● **Your objective**:
Every line of the material is to be quoted verbatim, minus the pictures.

● **Material supplied**:
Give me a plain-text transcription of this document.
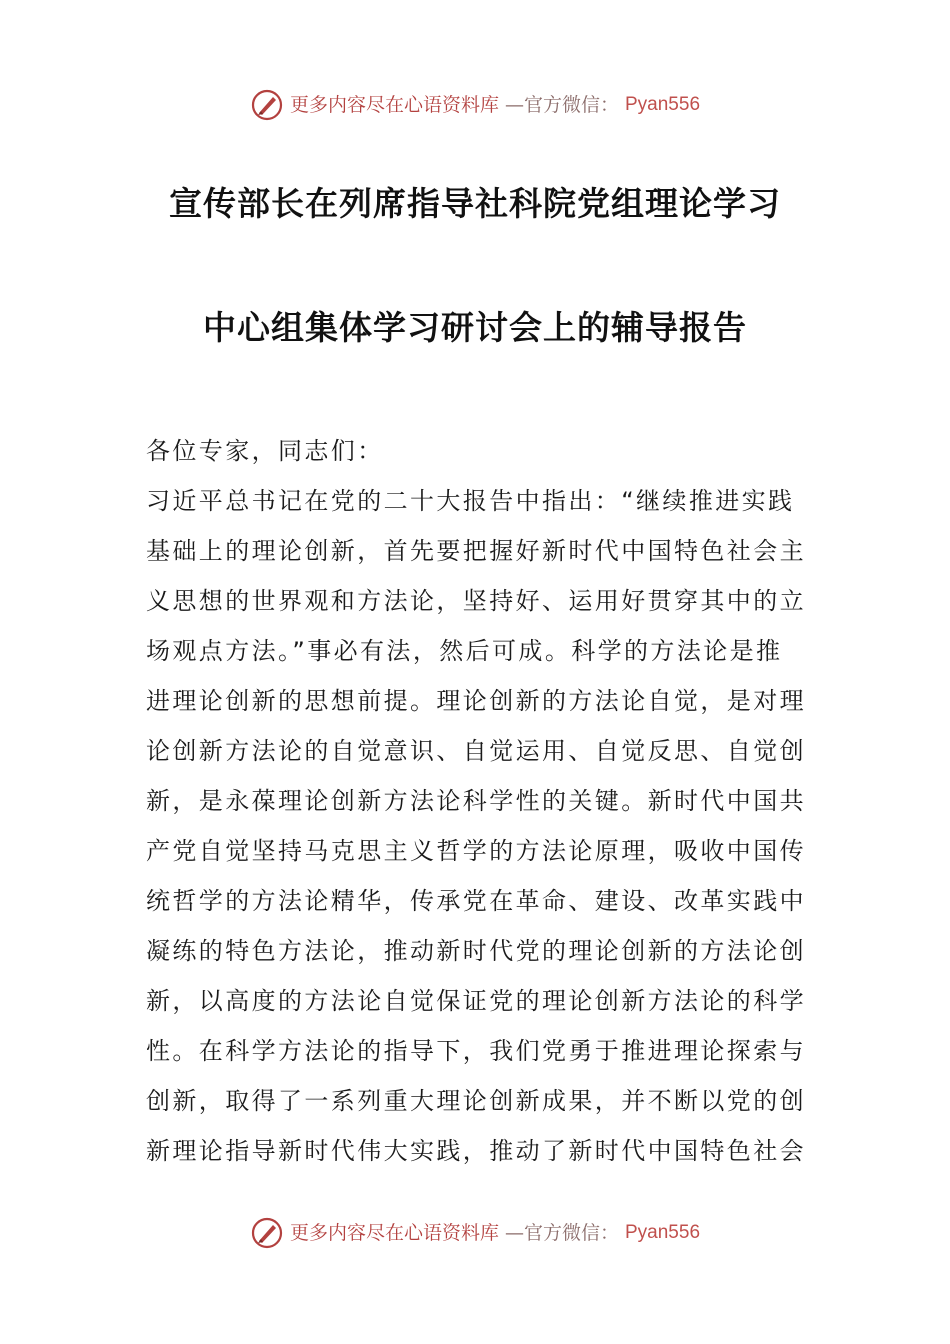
更多内容尽在心语资料库 —官方微信： Pyan556
宣传部长在列席指导社科院党组理论学习
中心组集体学习研讨会上的辅导报告
各位专家，同志们：
习近平总书记在党的二十大报告中指出：“继续推进实践
基础上的理论创新，首先要把握好新时代中国特色社会主
义思想的世界观和方法论，坚持好、运用好贯穿其中的立
场观点方法。”事必有法，然后可成。科学的方法论是推
进理论创新的思想前提。理论创新的方法论自觉，是对理
论创新方法论的自觉意识、自觉运用、自觉反思、自觉创
新，是永葆理论创新方法论科学性的关键。新时代中国共
产党自觉坚持马克思主义哲学的方法论原理，吸收中国传
统哲学的方法论精华，传承党在革命、建设、改革实践中
凝练的特色方法论，推动新时代党的理论创新的方法论创
新，以高度的方法论自觉保证党的理论创新方法论的科学
性。在科学方法论的指导下，我们党勇于推进理论探索与
创新，取得了一系列重大理论创新成果，并不断以党的创
新理论指导新时代伟大实践，推动了新时代中国特色社会
更多内容尽在心语资料库 —官方微信： Pyan556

● **Reply to the exercise**:
Give me a plain-text transcription of this document.
更多内容尽在心语资料库 —官方微信： Pyan556
宣传部长在列席指导社科院党组理论学习
中心组集体学习研讨会上的辅导报告
各位专家，同志们：
习近平总书记在党的二十大报告中指出：“继续推进实践
基础上的理论创新，首先要把握好新时代中国特色社会主
义思想的世界观和方法论，坚持好、运用好贯穿其中的立
场观点方法。”事必有法，然后可成。科学的方法论是推
进理论创新的思想前提。理论创新的方法论自觉，是对理
论创新方法论的自觉意识、自觉运用、自觉反思、自觉创
新，是永葆理论创新方法论科学性的关键。新时代中国共
产党自觉坚持马克思主义哲学的方法论原理，吸收中国传
统哲学的方法论精华，传承党在革命、建设、改革实践中
凝练的特色方法论，推动新时代党的理论创新的方法论创
新，以高度的方法论自觉保证党的理论创新方法论的科学
性。在科学方法论的指导下，我们党勇于推进理论探索与
创新，取得了一系列重大理论创新成果，并不断以党的创
新理论指导新时代伟大实践，推动了新时代中国特色社会
更多内容尽在心语资料库 —官方微信： Pyan556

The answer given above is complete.